DATA EXTRACT »
⟨

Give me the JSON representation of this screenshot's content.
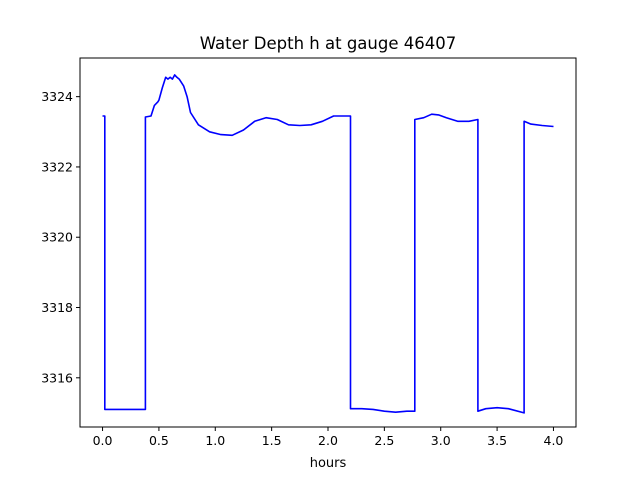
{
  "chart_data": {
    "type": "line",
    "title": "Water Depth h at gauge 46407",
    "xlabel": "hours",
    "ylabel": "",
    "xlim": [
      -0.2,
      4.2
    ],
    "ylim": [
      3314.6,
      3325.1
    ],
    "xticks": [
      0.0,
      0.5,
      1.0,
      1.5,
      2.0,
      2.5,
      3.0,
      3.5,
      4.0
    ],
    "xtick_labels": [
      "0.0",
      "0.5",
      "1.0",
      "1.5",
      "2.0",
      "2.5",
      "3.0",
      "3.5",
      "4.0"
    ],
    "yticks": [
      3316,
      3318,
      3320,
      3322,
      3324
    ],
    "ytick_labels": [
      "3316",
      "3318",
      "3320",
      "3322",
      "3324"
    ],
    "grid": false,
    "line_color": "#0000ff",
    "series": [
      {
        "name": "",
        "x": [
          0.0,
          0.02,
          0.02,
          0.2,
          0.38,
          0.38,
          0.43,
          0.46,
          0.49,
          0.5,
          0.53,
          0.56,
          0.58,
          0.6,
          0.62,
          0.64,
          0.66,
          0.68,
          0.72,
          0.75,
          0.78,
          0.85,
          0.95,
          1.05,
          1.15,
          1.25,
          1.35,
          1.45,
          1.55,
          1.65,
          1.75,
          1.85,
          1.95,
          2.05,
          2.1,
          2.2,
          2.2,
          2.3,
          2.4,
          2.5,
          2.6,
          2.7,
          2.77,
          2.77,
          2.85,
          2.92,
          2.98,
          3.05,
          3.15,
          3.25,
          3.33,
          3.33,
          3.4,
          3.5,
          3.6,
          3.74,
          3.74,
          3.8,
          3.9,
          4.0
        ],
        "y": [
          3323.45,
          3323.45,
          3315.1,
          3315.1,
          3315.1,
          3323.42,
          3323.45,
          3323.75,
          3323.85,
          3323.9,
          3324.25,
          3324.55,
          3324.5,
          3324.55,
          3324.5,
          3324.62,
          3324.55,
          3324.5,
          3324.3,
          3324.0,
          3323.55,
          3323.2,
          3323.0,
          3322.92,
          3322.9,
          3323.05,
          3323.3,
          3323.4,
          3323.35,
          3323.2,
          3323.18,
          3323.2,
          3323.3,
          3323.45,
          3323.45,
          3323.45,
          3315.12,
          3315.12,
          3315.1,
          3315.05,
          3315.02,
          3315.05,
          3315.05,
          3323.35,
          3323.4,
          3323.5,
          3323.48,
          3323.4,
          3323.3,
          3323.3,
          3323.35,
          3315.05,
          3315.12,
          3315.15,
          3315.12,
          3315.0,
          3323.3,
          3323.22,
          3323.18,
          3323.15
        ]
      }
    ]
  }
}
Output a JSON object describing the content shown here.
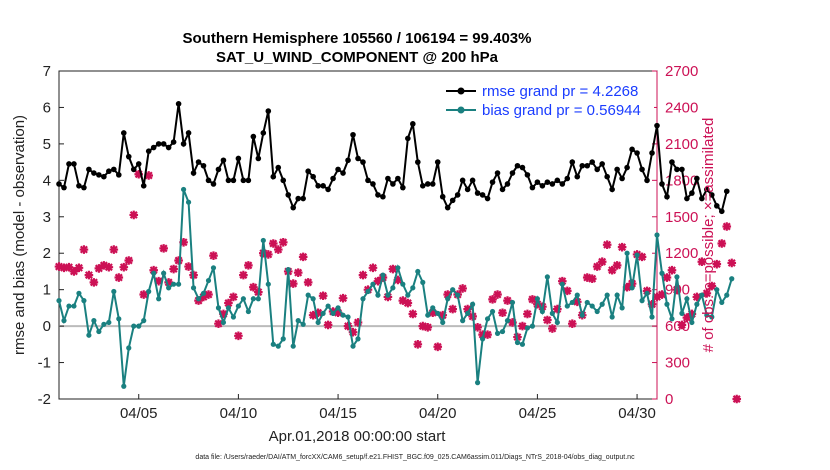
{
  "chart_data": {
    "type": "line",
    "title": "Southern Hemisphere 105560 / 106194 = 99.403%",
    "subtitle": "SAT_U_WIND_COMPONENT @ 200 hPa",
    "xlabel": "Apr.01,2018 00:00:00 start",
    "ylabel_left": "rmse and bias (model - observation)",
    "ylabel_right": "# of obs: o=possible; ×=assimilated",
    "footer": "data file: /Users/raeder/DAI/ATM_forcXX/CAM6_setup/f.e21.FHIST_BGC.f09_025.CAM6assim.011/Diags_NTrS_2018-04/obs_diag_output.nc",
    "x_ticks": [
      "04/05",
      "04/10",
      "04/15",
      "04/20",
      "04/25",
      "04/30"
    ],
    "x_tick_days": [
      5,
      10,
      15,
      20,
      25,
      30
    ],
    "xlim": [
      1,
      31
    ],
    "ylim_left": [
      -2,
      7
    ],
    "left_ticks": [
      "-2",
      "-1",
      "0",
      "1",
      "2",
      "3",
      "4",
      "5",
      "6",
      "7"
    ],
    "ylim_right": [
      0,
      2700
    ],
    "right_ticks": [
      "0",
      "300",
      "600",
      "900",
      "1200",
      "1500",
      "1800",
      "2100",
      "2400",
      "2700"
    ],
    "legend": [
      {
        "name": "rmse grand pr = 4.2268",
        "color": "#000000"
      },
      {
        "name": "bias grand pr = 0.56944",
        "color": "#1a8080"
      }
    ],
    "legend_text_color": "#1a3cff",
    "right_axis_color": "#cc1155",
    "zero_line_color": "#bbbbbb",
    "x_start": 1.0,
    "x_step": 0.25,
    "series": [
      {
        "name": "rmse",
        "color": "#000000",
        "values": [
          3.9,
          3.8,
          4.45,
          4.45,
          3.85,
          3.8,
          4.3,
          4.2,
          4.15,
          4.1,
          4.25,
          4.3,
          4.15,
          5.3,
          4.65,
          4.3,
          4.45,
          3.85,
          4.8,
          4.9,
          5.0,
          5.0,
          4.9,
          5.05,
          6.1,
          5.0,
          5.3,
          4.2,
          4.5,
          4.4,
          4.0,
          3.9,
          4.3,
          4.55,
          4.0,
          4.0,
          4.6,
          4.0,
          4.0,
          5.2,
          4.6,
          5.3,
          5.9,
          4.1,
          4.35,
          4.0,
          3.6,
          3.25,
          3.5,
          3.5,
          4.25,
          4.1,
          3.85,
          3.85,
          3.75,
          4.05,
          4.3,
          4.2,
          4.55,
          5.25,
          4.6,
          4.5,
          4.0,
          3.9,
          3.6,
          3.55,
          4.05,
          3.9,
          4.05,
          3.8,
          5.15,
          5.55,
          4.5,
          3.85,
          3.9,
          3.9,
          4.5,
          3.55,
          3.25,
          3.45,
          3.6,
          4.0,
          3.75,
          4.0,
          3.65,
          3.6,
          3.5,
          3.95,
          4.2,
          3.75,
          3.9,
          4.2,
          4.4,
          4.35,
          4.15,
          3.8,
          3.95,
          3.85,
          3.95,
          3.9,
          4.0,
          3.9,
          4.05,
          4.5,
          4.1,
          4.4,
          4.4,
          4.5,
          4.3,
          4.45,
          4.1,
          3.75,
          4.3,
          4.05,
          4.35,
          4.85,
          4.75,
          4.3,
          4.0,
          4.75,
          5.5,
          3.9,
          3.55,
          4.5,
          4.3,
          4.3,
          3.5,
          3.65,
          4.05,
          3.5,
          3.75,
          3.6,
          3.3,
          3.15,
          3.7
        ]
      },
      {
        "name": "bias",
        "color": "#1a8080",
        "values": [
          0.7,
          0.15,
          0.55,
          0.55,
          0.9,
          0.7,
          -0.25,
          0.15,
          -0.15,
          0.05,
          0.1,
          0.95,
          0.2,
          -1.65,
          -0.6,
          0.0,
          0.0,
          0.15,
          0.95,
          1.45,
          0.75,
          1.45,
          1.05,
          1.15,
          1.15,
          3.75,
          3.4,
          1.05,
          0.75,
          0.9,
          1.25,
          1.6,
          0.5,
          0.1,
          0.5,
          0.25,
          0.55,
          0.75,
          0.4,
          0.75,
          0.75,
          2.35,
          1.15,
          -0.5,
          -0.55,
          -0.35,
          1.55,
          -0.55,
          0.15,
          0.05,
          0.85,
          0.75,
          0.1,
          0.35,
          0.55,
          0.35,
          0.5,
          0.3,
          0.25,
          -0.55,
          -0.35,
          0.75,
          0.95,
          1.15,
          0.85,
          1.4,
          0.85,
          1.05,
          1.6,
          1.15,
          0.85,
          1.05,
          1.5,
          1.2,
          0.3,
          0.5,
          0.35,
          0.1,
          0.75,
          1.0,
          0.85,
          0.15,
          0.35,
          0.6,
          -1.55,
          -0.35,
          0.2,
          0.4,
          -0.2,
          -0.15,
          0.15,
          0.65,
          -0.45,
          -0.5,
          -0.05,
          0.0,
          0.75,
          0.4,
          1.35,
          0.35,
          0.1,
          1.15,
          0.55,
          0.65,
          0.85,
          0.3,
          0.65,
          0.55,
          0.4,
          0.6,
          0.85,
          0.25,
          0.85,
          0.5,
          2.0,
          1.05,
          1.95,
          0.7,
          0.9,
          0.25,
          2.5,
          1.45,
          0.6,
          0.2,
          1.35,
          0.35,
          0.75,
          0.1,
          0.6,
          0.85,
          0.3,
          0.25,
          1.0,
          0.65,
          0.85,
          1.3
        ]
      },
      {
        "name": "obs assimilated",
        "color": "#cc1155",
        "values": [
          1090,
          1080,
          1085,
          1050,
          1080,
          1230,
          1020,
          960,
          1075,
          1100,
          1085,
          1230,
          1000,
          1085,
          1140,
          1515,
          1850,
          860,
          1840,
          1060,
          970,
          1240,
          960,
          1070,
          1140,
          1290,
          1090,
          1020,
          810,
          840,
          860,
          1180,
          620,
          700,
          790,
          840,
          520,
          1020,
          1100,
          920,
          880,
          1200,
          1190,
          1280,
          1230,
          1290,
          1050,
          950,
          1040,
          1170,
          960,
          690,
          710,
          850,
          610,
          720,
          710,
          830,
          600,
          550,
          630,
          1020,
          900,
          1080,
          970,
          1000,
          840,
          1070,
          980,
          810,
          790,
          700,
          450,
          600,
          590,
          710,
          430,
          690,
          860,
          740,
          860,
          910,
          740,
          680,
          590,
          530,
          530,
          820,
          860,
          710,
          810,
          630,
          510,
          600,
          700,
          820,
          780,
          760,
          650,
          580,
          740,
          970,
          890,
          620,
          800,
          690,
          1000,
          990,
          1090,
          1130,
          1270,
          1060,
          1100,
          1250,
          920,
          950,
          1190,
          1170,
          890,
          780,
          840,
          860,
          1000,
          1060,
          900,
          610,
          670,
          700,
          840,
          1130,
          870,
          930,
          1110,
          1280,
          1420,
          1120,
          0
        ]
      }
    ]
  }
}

⟩

Identify each line containing the string "xlabel" and copy it out.

    "xlabel": "hours",
    "xlabel": "Apr.01,2018 00:00:00 start",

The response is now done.